◆ EXTRACT ◆
○ ○ ○ ○ ○ ○ ○

Namita Gupta Wiggers is a noted expert in the field of contemporary craft, a curator, educator and a writer based in Portland, Oregon. Her prior experiences as a studio jeweler, video ethnographer/design researcher, and museum educator shape her multidisciplinary thinking and consideration of craft in material, conceptual, and theoretical ways.

Early life and education
She was born in Cincinnati, Ohio and received a BA in art history and English from Rice University in Houston, Texas in 1989. In 1994, she earned her MA in art history at the University of Chicago.

Career
Namita began working as a Portland-based studio jeweler who sold some of her work to the Museum of Contemporary Craft (MCC) in Portland. In 2004, she joined the MCC as the head curator, and in 2012 she was promoted to head curator and director. In 2014, Namita stepped down from her position at the Museum of Contemporary Craft.

She has lectured at The Pacific Northwest College of Art (PNCA) and teaches an MFA of Applied Craft and Design at Oregon College of Art + Craft.

Warren Wilson College appointed her director of MA in Critical and Craft Studies

In 2008, Namita Gupta Wiggers  cofounded Critical Craft Forum with Elisabeth Agro out of a desire for a place create a dialogue that spans the craft community. Namita is on the Board of Trustees to the American Craft Council and the Curatorial Board of AccessCeramics.

○ ○ ○ ○ ○ ○ ○

◆ GOALS ◆
1. Copy the stretch of the biography of Namita Gupta Wiggers from "In 2008, Namita" through "Board of AccessCeramics.".
2. Answer these questions using the biography of Namita Gupta Wiggers.
(a) In what year did she earn her MA in art history, and at which university?
(b) In what year did she step down from her position at the Museum of Contemporary Craft?
(c) With whom did she cofound Critical Craft Forum?
The entries have no connection to the biography of Namita Gupta Wiggers.

○ ○ ○ ○ ○ ○ ○

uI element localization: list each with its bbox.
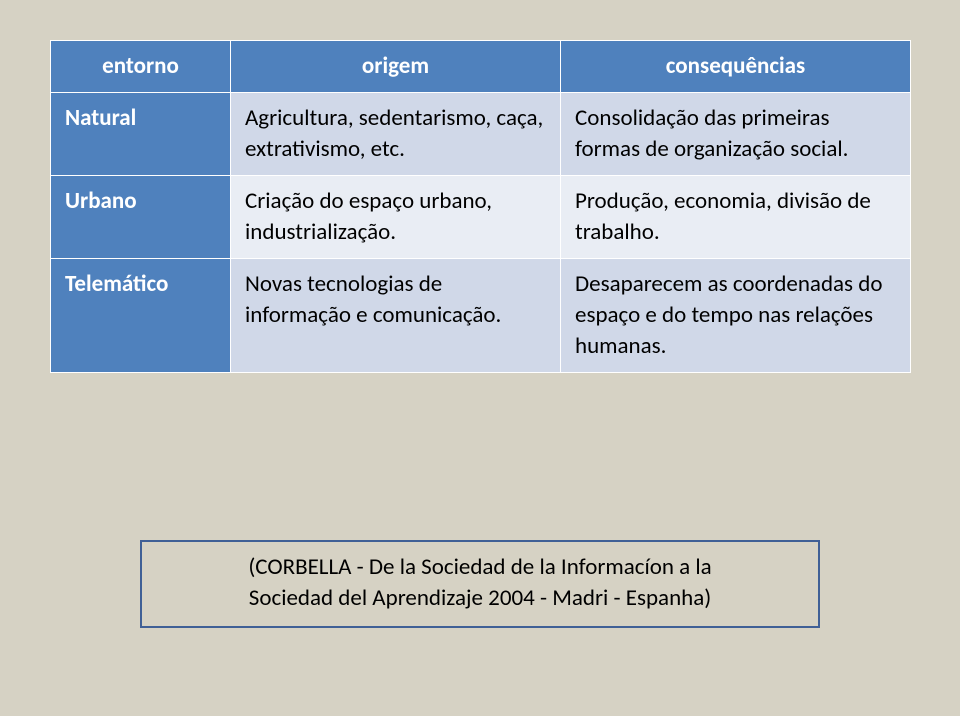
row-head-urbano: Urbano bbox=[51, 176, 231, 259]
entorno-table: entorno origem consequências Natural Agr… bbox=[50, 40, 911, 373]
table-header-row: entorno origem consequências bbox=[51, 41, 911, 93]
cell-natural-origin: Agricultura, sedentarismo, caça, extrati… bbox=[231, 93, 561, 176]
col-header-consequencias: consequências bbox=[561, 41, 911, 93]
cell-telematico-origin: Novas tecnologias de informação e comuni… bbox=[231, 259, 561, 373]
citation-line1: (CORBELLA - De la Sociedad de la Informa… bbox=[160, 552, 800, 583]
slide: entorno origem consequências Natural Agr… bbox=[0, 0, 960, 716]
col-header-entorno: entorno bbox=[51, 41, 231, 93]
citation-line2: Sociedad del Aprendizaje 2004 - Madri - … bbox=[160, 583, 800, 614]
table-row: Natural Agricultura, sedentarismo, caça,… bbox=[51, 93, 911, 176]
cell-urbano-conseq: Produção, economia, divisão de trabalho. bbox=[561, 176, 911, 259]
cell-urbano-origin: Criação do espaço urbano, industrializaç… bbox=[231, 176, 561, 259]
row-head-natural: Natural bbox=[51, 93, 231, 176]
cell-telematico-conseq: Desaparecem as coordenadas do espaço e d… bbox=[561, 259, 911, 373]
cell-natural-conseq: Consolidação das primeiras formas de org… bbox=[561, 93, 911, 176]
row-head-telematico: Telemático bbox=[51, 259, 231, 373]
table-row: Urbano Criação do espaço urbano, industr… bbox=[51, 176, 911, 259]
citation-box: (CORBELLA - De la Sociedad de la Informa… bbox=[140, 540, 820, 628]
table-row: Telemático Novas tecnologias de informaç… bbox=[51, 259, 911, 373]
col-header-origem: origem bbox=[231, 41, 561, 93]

○ ○ ○ ○ ○ ○ ○

◆ SOLUTIONS PER TASK ◆
1.
In 2008, Namita Gupta Wiggers  cofounded Critical Craft Forum with Elisabeth Agro out of a desire for a place create a dialogue that spans the craft community. Namita is on the Board of Trustees to the American Craft Council and the Curatorial Board of AccessCeramics.

2.
(a) 1994, at the University of Chicago.
(b) 2014.
(c) Elisabeth Agro.